* WHAT THE TASK ASKS: Below are some records. Pull every line that contains the word "minute".

* PROVIDED INFORMATION:
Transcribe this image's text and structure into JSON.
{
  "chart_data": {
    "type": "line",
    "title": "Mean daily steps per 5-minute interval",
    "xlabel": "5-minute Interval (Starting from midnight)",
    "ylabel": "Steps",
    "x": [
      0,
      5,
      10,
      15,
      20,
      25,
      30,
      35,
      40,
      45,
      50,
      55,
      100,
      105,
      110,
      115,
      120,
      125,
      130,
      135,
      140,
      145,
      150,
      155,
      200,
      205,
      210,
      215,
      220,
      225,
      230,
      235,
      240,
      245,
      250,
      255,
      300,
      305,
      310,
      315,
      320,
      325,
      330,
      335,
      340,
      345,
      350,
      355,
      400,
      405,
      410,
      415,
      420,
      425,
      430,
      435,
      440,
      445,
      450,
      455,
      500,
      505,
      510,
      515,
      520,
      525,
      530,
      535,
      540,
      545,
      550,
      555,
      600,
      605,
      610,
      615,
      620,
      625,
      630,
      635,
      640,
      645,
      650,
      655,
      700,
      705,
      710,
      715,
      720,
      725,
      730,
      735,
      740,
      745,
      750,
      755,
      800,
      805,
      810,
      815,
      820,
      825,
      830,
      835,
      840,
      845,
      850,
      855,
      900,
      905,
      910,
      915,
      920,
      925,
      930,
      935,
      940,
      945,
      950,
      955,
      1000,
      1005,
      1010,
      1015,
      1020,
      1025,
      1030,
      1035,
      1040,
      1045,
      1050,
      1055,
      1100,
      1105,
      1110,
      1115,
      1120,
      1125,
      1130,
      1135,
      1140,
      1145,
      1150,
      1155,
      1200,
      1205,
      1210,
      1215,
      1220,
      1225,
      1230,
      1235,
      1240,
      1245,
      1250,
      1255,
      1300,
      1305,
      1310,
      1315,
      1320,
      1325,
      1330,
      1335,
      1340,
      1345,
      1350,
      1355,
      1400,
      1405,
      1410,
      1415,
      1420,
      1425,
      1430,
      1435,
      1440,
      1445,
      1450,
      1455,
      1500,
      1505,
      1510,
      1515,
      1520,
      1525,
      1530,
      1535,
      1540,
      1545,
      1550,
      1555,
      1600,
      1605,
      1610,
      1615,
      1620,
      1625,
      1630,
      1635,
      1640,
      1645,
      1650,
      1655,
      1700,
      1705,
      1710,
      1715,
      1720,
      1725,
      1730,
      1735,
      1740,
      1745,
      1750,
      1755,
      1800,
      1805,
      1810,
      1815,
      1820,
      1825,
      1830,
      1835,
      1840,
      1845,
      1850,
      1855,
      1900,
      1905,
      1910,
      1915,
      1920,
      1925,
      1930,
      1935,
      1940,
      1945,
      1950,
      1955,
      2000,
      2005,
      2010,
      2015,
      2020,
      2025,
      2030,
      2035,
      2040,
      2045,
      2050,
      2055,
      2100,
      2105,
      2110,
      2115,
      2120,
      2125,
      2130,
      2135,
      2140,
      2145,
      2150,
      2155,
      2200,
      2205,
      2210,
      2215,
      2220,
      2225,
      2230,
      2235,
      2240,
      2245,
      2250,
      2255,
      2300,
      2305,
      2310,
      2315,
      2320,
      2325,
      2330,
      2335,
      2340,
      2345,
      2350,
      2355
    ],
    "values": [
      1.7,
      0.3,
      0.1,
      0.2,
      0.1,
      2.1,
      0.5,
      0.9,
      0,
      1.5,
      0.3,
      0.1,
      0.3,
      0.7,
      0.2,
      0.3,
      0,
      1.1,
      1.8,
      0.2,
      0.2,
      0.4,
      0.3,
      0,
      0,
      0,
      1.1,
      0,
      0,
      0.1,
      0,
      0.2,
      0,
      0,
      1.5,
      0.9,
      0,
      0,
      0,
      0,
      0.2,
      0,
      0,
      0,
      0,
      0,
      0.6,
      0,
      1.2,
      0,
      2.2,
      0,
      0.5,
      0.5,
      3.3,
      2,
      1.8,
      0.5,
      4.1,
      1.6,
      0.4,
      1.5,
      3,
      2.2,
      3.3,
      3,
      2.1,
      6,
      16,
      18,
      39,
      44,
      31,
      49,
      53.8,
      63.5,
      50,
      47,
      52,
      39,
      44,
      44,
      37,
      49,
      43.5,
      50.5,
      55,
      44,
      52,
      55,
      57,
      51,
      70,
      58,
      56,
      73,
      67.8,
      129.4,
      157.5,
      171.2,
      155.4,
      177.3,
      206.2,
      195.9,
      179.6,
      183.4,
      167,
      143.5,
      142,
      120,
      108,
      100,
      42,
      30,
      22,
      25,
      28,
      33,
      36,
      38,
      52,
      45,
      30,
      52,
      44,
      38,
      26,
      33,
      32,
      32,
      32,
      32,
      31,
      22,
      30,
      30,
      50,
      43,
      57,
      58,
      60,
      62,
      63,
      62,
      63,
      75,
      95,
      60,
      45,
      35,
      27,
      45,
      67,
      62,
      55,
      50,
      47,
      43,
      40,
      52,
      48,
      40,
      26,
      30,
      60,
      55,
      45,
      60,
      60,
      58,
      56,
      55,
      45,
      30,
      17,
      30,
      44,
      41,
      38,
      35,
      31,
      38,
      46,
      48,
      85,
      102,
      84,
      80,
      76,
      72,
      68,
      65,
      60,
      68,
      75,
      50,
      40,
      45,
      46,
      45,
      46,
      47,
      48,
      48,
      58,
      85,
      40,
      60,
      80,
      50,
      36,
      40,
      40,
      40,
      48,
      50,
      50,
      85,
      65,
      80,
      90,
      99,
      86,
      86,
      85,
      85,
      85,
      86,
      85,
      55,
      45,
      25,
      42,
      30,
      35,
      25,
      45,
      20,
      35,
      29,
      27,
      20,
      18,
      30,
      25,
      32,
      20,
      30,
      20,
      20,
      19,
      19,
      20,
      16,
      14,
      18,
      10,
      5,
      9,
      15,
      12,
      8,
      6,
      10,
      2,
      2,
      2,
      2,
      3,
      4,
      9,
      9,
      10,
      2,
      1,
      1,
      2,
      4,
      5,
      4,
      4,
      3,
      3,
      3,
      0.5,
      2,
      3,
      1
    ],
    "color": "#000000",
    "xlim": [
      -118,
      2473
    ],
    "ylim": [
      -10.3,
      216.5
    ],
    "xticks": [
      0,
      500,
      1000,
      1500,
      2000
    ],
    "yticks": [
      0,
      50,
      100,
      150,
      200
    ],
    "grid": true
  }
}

* FINAL ANSWER:
    "title": "Mean daily steps per 5-minute interval",
    "xlabel": "5-minute Interval (Starting from midnight)",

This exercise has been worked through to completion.